Figure collection entries>

===

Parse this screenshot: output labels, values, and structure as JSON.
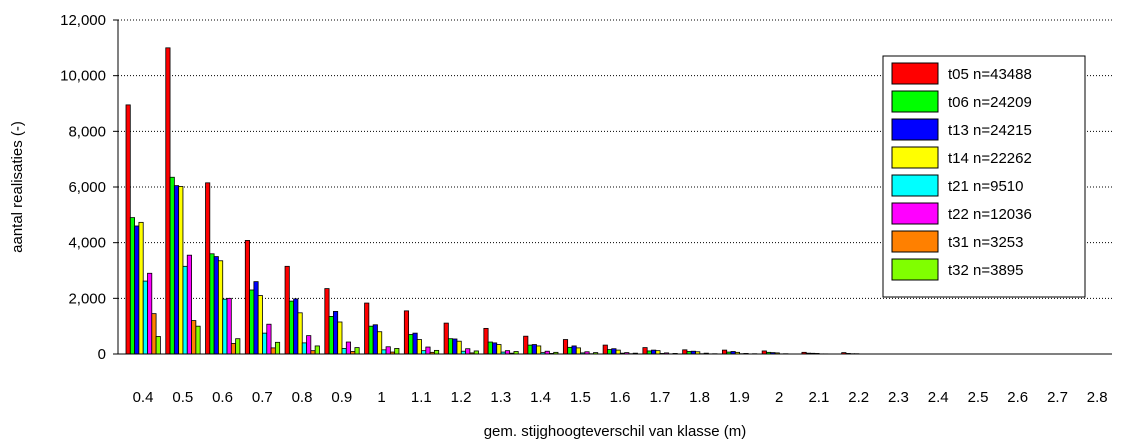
{
  "chart_data": {
    "type": "bar",
    "xlabel": "gem. stijghoogteverschil van klasse (m)",
    "ylabel": "aantal realisaties (-)",
    "ylim": [
      0,
      12000
    ],
    "yticks": [
      0,
      2000,
      4000,
      6000,
      8000,
      10000,
      12000
    ],
    "ytick_labels": [
      "0",
      "2,000",
      "4,000",
      "6,000",
      "8,000",
      "10,000",
      "12,000"
    ],
    "x_tick_labels": [
      "0.4",
      "0.5",
      "0.6",
      "0.7",
      "0.8",
      "0.9",
      "1",
      "1.1",
      "1.2",
      "1.3",
      "1.4",
      "1.5",
      "1.6",
      "1.7",
      "1.8",
      "1.9",
      "2",
      "2.1",
      "2.2",
      "2.3",
      "2.4",
      "2.5",
      "2.6",
      "2.7",
      "2.8"
    ],
    "grid": "horizontal dotted",
    "legend_position": "top-right",
    "series": [
      {
        "name": "t05 n=43488",
        "color": "#ff0000",
        "values": [
          8950,
          11000,
          6150,
          4080,
          3150,
          2350,
          1830,
          1550,
          1110,
          920,
          640,
          520,
          320,
          230,
          150,
          140,
          110,
          60,
          50,
          0,
          0,
          0,
          0,
          0,
          0
        ]
      },
      {
        "name": "t06 n=24209",
        "color": "#00ff00",
        "values": [
          4900,
          6350,
          3600,
          2300,
          1900,
          1350,
          1000,
          700,
          550,
          430,
          320,
          240,
          160,
          110,
          90,
          70,
          60,
          30,
          20,
          0,
          0,
          0,
          0,
          0,
          0
        ]
      },
      {
        "name": "t13 n=24215",
        "color": "#0000ff",
        "values": [
          4600,
          6050,
          3500,
          2600,
          1980,
          1530,
          1050,
          750,
          540,
          400,
          340,
          290,
          190,
          140,
          100,
          90,
          50,
          25,
          10,
          0,
          0,
          0,
          0,
          0,
          0
        ]
      },
      {
        "name": "t14 n=22262",
        "color": "#ffff00",
        "values": [
          4730,
          6020,
          3350,
          2100,
          1480,
          1150,
          800,
          520,
          460,
          340,
          290,
          220,
          140,
          120,
          80,
          60,
          40,
          20,
          10,
          0,
          0,
          0,
          0,
          0,
          0
        ]
      },
      {
        "name": "t21 n=9510",
        "color": "#00ffff",
        "values": [
          2620,
          3150,
          1970,
          750,
          400,
          200,
          150,
          120,
          100,
          70,
          50,
          40,
          30,
          20,
          10,
          10,
          5,
          5,
          0,
          0,
          0,
          0,
          0,
          0,
          0
        ]
      },
      {
        "name": "t22 n=12036",
        "color": "#ff00ff",
        "values": [
          2900,
          3550,
          2000,
          1070,
          660,
          430,
          260,
          250,
          190,
          120,
          100,
          80,
          50,
          40,
          30,
          20,
          10,
          5,
          0,
          0,
          0,
          0,
          0,
          0,
          0
        ]
      },
      {
        "name": "t31 n=3253",
        "color": "#ff8000",
        "values": [
          1450,
          1200,
          380,
          220,
          120,
          90,
          70,
          60,
          40,
          30,
          20,
          10,
          10,
          5,
          5,
          0,
          0,
          0,
          0,
          0,
          0,
          0,
          0,
          0,
          0
        ]
      },
      {
        "name": "t32 n=3895",
        "color": "#80ff00",
        "values": [
          630,
          1000,
          550,
          420,
          290,
          230,
          200,
          130,
          110,
          90,
          60,
          50,
          30,
          20,
          10,
          10,
          0,
          0,
          0,
          0,
          0,
          0,
          0,
          0,
          0
        ]
      }
    ]
  }
}
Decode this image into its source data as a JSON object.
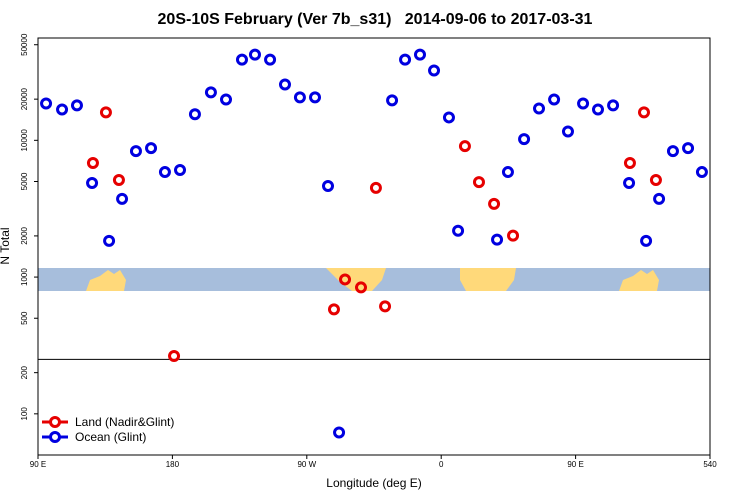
{
  "chart_data": {
    "type": "scatter",
    "title": "20S-10S February (Ver 7b_s31)   2014-09-06 to 2017-03-31",
    "x_label": "Longitude (deg E)",
    "y_label": "N Total",
    "xlim": [
      90,
      540
    ],
    "ylim": [
      50,
      56000
    ],
    "ylog": true,
    "xticks": [
      {
        "value": 90,
        "label": "90 E"
      },
      180,
      {
        "value": 270,
        "label": "90 W"
      },
      {
        "value": 360,
        "label": "0"
      },
      {
        "value": 450,
        "label": "90 E"
      },
      540
    ],
    "yticks": [
      100,
      200,
      500,
      1000,
      2000,
      5000,
      10000,
      20000,
      50000
    ],
    "hline": 250,
    "legend": "bottom-left",
    "series": [
      {
        "name": "Land (Nadir&Glint)",
        "color": "#e60000",
        "x": [
          135.5,
          126.8,
          144.2,
          181.1,
          288.2,
          295.6,
          306.3,
          316.3,
          322.4,
          375.9,
          385.3,
          395.4,
          408.1,
          486.4,
          495.8,
          503.8
        ],
        "values": [
          16000,
          6820,
          5130,
          265,
          581,
          961,
          840,
          4490,
          611,
          9060,
          4950,
          3430,
          2010,
          6820,
          16000,
          5130
        ]
      },
      {
        "name": "Ocean (Glint)",
        "color": "#0000e0",
        "x": [
          95.4,
          106.1,
          116.1,
          126.2,
          137.6,
          146.3,
          155.6,
          165.7,
          175.0,
          185.1,
          195.1,
          205.8,
          215.9,
          226.6,
          235.3,
          245.4,
          255.4,
          265.4,
          275.5,
          284.2,
          291.6,
          327.1,
          335.8,
          345.8,
          355.2,
          365.2,
          371.3,
          397.4,
          404.7,
          415.5,
          425.5,
          435.6,
          444.9,
          455.0,
          465.0,
          475.1,
          485.8,
          497.2,
          505.9,
          515.2,
          525.3,
          534.6
        ],
        "values": [
          18600,
          16800,
          18000,
          4870,
          1840,
          3730,
          8340,
          8770,
          5860,
          6070,
          15500,
          22400,
          19900,
          38900,
          42300,
          38900,
          25600,
          20600,
          20600,
          4630,
          73,
          19600,
          38900,
          42300,
          32400,
          14700,
          2180,
          1880,
          5860,
          10200,
          17100,
          19900,
          11600,
          18600,
          16800,
          18000,
          4870,
          1840,
          3730,
          8340,
          8770,
          5860
        ]
      }
    ]
  }
}
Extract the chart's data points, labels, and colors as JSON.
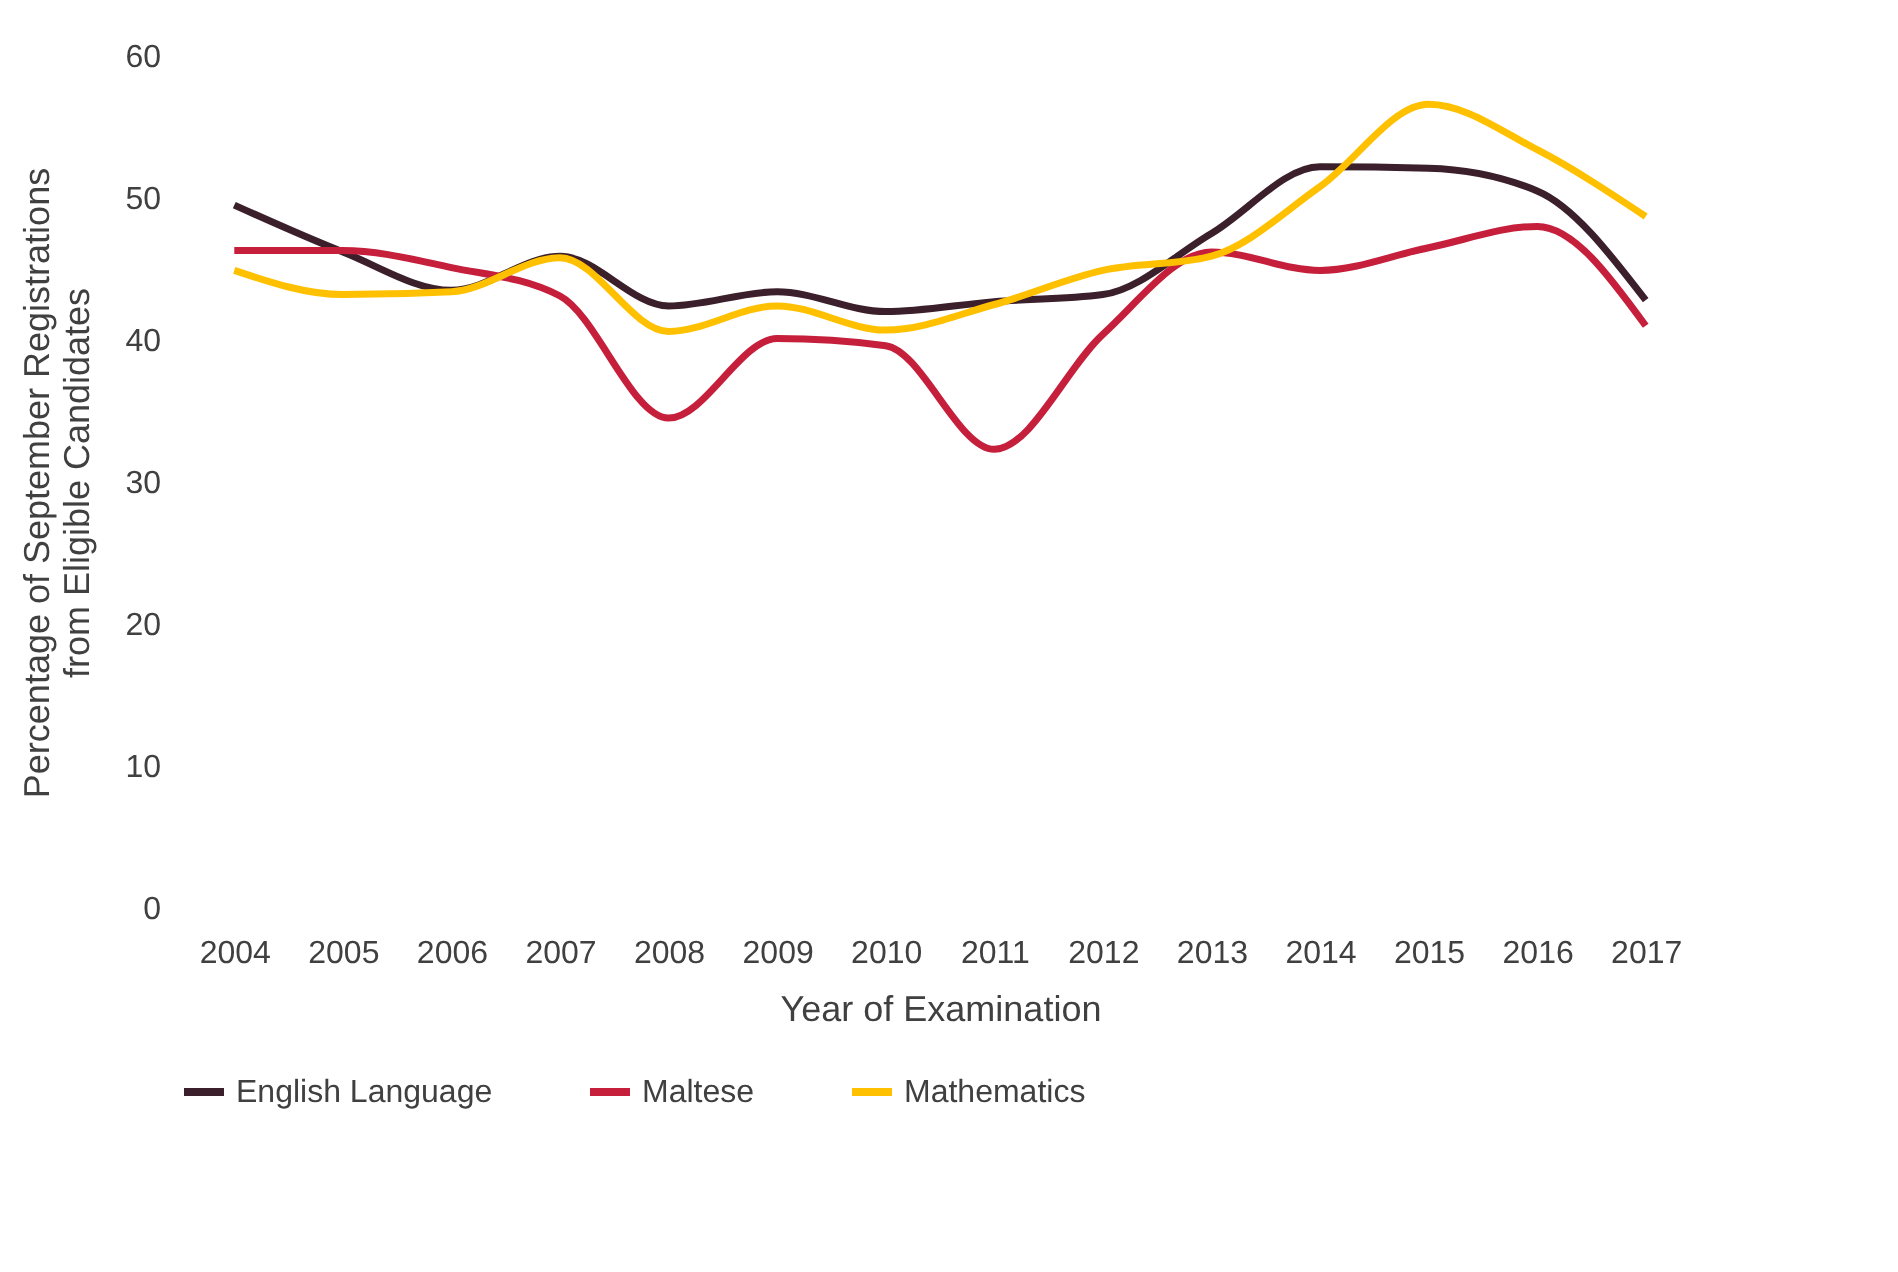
{
  "chart_data": {
    "type": "line",
    "xlabel": "Year of Examination",
    "ylabel": "Percentage of September Registrations from Eligible Candidates",
    "categories": [
      "2004",
      "2005",
      "2006",
      "2007",
      "2008",
      "2009",
      "2010",
      "2011",
      "2012",
      "2013",
      "2014",
      "2015",
      "2016",
      "2017"
    ],
    "series": [
      {
        "name": "English Language",
        "color": "#3b1f2b",
        "values": [
          49.5,
          46.2,
          43.5,
          45.9,
          42.4,
          43.4,
          42.0,
          42.7,
          43.2,
          47.5,
          52.2,
          52.1,
          50.5,
          42.8
        ]
      },
      {
        "name": "Maltese",
        "color": "#c51f3c",
        "values": [
          46.3,
          46.3,
          45.1,
          43.1,
          34.5,
          40.1,
          39.6,
          32.3,
          40.4,
          46.2,
          44.9,
          46.5,
          48.0,
          41.0
        ]
      },
      {
        "name": "Mathematics",
        "color": "#ffc000",
        "values": [
          44.9,
          43.2,
          43.4,
          45.8,
          40.6,
          42.4,
          40.7,
          42.5,
          44.9,
          45.9,
          50.8,
          56.6,
          53.4,
          48.7
        ]
      }
    ],
    "ylim": [
      0,
      60
    ],
    "yticks": [
      0,
      10,
      20,
      30,
      40,
      50,
      60
    ],
    "grid": false,
    "legend": "bottom",
    "marker": "none",
    "line_style": "solid"
  }
}
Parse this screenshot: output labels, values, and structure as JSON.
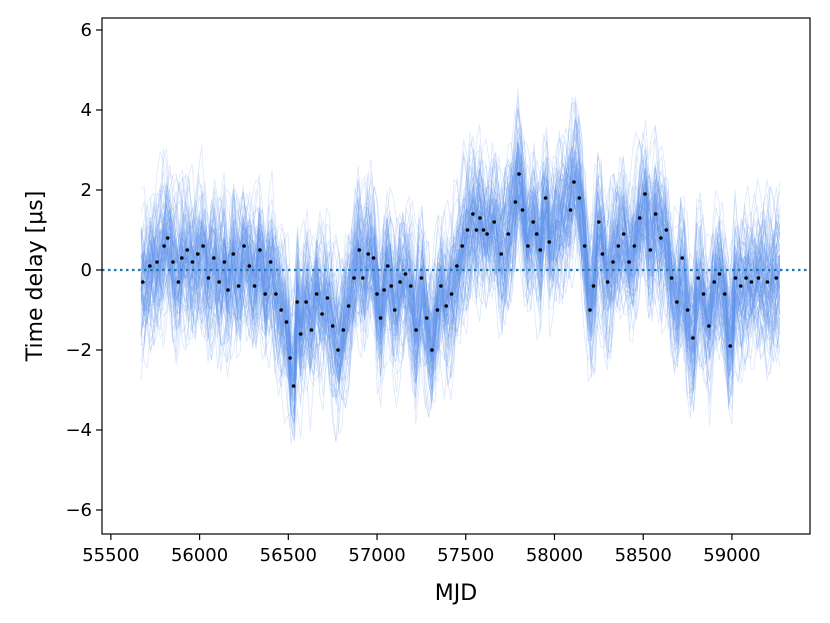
{
  "chart_data": {
    "type": "line",
    "xlabel": "MJD",
    "ylabel": "Time delay [μs]",
    "xlim": [
      55450,
      59440
    ],
    "ylim": [
      -6.6,
      6.3
    ],
    "xticks": [
      55500,
      56000,
      56500,
      57000,
      57500,
      58000,
      58500,
      59000
    ],
    "yticks": [
      -6,
      -4,
      -2,
      0,
      2,
      4,
      6
    ],
    "xtick_labels": [
      "55500",
      "56000",
      "56500",
      "57000",
      "57500",
      "58000",
      "58500",
      "59000"
    ],
    "ytick_labels": [
      "−6",
      "−4",
      "−2",
      "0",
      "2",
      "4",
      "6"
    ],
    "grid": false,
    "reference_line": {
      "y": 0,
      "style": "dotted",
      "color": "#1f77b4"
    },
    "series": [
      {
        "style": "scatter",
        "color": "#000000",
        "x": [
          55680,
          55720,
          55760,
          55800,
          55820,
          55850,
          55880,
          55900,
          55930,
          55960,
          55990,
          56020,
          56050,
          56080,
          56110,
          56140,
          56160,
          56190,
          56220,
          56250,
          56280,
          56310,
          56340,
          56370,
          56400,
          56430,
          56460,
          56490,
          56510,
          56530,
          56550,
          56570,
          56600,
          56630,
          56660,
          56690,
          56720,
          56750,
          56780,
          56810,
          56840,
          56870,
          56900,
          56920,
          56950,
          56980,
          57000,
          57020,
          57040,
          57060,
          57080,
          57100,
          57130,
          57160,
          57190,
          57220,
          57250,
          57280,
          57310,
          57340,
          57360,
          57390,
          57420,
          57450,
          57480,
          57510,
          57540,
          57560,
          57580,
          57600,
          57620,
          57660,
          57700,
          57740,
          57780,
          57800,
          57820,
          57850,
          57880,
          57900,
          57920,
          57950,
          57970,
          58090,
          58110,
          58140,
          58170,
          58200,
          58220,
          58250,
          58270,
          58300,
          58330,
          58360,
          58390,
          58420,
          58450,
          58480,
          58510,
          58540,
          58570,
          58600,
          58630,
          58660,
          58690,
          58720,
          58750,
          58780,
          58810,
          58840,
          58870,
          58900,
          58930,
          58960,
          58990,
          59020,
          59050,
          59080,
          59110,
          59150,
          59200,
          59250
        ],
        "values": [
          -0.3,
          0.1,
          0.2,
          0.6,
          0.8,
          0.2,
          -0.3,
          0.3,
          0.5,
          0.2,
          0.4,
          0.6,
          -0.2,
          0.3,
          -0.3,
          0.2,
          -0.5,
          0.4,
          -0.4,
          0.6,
          0.1,
          -0.4,
          0.5,
          -0.6,
          0.2,
          -0.6,
          -1.0,
          -1.3,
          -2.2,
          -2.9,
          -0.8,
          -1.6,
          -0.8,
          -1.5,
          -0.6,
          -1.1,
          -0.7,
          -1.4,
          -2.0,
          -1.5,
          -0.9,
          -0.2,
          0.5,
          -0.2,
          0.4,
          0.3,
          -0.6,
          -1.2,
          -0.5,
          0.1,
          -0.4,
          -1.0,
          -0.3,
          -0.1,
          -0.4,
          -1.5,
          -0.2,
          -1.2,
          -2.0,
          -1.0,
          -0.4,
          -0.9,
          -0.6,
          0.1,
          0.6,
          1.0,
          1.4,
          1.0,
          1.3,
          1.0,
          0.9,
          1.2,
          0.4,
          0.9,
          1.7,
          2.4,
          1.5,
          0.6,
          1.2,
          0.9,
          0.5,
          1.8,
          0.7,
          1.5,
          2.2,
          1.8,
          0.6,
          -1.0,
          -0.4,
          1.2,
          0.4,
          -0.3,
          0.2,
          0.6,
          0.9,
          0.2,
          0.6,
          1.3,
          1.9,
          0.5,
          1.4,
          0.8,
          1.0,
          -0.2,
          -0.8,
          0.3,
          -1.0,
          -1.7,
          -0.2,
          -0.6,
          -1.4,
          -0.3,
          -0.1,
          -0.6,
          -1.9,
          -0.2,
          -0.4,
          -0.2,
          -0.3,
          -0.2,
          -0.3,
          -0.2
        ]
      },
      {
        "style": "ensemble-lines",
        "color": "#6495ed",
        "count": 120
      }
    ]
  }
}
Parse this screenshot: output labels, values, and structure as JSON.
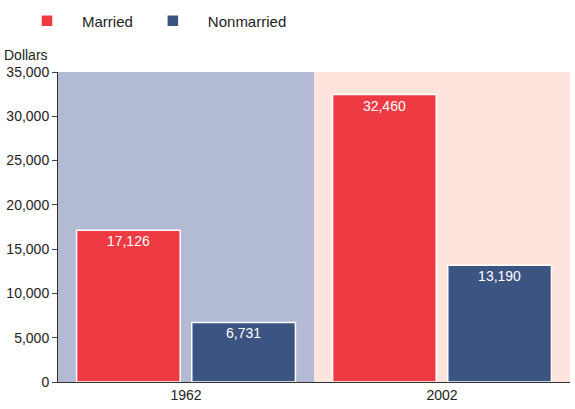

===

Short exercise> Pull out every line of the records above that contains the word "ylabel".

Task result>
    "ylabel": "aantal realisaties (-)",
    "ylabel": "Percentage of September Registrations from Eligible Candidates",
    "ylabel": "Time delay [μs]",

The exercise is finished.